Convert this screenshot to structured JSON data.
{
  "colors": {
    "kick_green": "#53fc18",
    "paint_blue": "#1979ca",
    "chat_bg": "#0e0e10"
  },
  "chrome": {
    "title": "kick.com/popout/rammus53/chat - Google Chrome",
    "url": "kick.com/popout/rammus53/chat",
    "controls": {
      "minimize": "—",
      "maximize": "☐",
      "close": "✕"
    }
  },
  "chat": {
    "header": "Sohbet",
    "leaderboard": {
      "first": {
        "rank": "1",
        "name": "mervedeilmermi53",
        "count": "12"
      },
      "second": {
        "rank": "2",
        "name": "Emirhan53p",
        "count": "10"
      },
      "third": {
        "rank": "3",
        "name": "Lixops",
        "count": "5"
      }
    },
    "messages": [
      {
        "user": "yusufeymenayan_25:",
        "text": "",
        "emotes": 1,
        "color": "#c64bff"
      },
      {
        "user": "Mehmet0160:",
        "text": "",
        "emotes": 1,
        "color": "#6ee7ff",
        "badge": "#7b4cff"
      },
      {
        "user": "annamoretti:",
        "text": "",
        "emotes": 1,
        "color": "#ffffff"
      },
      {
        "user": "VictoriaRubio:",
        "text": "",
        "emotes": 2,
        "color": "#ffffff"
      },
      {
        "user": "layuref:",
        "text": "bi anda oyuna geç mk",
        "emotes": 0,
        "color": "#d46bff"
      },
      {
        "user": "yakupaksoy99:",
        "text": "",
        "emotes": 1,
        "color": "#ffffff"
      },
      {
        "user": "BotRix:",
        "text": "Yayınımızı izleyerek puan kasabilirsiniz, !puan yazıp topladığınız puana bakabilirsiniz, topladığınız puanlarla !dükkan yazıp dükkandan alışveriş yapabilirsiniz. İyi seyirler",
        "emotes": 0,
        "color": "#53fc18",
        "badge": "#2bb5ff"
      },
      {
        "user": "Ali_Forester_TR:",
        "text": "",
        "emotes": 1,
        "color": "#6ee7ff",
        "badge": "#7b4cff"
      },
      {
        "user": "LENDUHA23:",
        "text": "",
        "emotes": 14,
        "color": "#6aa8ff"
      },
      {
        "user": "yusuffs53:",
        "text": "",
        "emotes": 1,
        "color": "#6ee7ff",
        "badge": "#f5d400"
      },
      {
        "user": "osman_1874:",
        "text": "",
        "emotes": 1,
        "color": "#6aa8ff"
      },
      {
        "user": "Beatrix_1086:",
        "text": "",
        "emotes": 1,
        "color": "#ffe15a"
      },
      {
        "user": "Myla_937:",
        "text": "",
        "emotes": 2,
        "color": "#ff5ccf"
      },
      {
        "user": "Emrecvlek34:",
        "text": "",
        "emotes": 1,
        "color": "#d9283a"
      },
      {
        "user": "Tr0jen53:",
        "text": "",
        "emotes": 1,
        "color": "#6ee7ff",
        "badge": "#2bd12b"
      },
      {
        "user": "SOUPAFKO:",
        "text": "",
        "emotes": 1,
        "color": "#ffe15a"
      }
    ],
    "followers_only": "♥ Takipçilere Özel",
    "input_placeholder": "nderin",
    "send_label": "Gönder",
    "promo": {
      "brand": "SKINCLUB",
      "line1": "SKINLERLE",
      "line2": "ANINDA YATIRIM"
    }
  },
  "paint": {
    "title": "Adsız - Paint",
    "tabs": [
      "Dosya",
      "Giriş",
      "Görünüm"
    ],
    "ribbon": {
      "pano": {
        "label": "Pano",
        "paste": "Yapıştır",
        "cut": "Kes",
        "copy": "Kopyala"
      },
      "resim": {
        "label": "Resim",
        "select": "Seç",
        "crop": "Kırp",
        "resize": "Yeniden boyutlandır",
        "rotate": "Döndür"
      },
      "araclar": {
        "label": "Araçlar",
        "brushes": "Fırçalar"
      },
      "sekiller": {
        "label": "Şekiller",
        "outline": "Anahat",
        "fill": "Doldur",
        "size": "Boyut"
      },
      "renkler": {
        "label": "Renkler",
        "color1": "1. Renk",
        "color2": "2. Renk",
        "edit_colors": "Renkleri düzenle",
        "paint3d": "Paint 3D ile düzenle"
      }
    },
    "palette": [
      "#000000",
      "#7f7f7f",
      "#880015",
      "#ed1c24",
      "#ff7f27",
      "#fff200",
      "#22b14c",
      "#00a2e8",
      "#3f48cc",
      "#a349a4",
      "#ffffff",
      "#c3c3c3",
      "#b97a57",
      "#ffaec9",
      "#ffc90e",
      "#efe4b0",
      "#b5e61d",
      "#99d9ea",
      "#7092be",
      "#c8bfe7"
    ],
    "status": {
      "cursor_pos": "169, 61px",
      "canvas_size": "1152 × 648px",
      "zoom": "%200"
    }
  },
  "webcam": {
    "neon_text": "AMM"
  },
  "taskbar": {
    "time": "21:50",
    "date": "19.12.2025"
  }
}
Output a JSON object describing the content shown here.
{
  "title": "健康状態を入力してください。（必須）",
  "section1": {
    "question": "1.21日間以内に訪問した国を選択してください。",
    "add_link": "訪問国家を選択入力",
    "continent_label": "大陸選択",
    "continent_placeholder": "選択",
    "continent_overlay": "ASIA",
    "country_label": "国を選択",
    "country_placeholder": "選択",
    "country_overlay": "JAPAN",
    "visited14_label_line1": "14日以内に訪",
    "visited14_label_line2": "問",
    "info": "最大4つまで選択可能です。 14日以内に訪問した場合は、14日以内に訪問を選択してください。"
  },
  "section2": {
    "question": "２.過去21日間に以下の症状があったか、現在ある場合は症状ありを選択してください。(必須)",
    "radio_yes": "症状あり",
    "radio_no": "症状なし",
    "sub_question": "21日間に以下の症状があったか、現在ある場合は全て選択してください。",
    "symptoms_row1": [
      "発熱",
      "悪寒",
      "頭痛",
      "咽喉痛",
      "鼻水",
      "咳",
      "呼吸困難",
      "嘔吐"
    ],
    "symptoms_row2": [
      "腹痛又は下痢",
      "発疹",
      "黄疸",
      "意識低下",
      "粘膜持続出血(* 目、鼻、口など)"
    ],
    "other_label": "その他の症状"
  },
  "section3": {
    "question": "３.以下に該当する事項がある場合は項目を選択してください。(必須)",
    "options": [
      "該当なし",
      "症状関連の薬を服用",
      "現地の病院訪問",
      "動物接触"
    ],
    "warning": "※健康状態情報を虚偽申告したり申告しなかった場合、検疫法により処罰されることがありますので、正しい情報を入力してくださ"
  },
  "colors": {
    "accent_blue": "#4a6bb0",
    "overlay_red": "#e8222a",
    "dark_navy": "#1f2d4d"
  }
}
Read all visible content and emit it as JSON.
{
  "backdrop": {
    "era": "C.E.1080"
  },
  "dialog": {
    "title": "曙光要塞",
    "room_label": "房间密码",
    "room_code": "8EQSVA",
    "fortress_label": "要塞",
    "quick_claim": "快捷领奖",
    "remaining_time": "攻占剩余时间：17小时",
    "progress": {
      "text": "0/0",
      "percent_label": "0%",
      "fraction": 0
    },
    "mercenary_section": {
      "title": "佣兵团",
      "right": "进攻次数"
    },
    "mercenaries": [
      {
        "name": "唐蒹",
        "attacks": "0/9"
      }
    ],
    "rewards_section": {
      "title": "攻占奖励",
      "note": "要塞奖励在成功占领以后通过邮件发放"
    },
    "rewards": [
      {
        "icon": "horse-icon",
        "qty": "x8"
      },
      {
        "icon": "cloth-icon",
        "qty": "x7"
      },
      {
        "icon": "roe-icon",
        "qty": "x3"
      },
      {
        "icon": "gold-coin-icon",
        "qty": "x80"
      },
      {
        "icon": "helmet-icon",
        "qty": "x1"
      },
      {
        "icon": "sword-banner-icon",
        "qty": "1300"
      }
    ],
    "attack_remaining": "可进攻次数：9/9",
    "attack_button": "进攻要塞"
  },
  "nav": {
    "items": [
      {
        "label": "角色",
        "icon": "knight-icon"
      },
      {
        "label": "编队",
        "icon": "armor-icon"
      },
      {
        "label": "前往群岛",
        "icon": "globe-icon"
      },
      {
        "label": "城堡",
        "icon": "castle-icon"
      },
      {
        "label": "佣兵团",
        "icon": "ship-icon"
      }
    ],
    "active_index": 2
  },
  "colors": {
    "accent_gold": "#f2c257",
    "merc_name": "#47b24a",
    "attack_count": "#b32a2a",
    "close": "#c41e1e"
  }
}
━━━━━━━━
- _What you have to do_: Copy each line containing the word "düzenle" from the data.

- _Problem solution_:
        "edit_colors": "Renkleri düzenle",
        "paint3d": "Paint 3D ile düzenle"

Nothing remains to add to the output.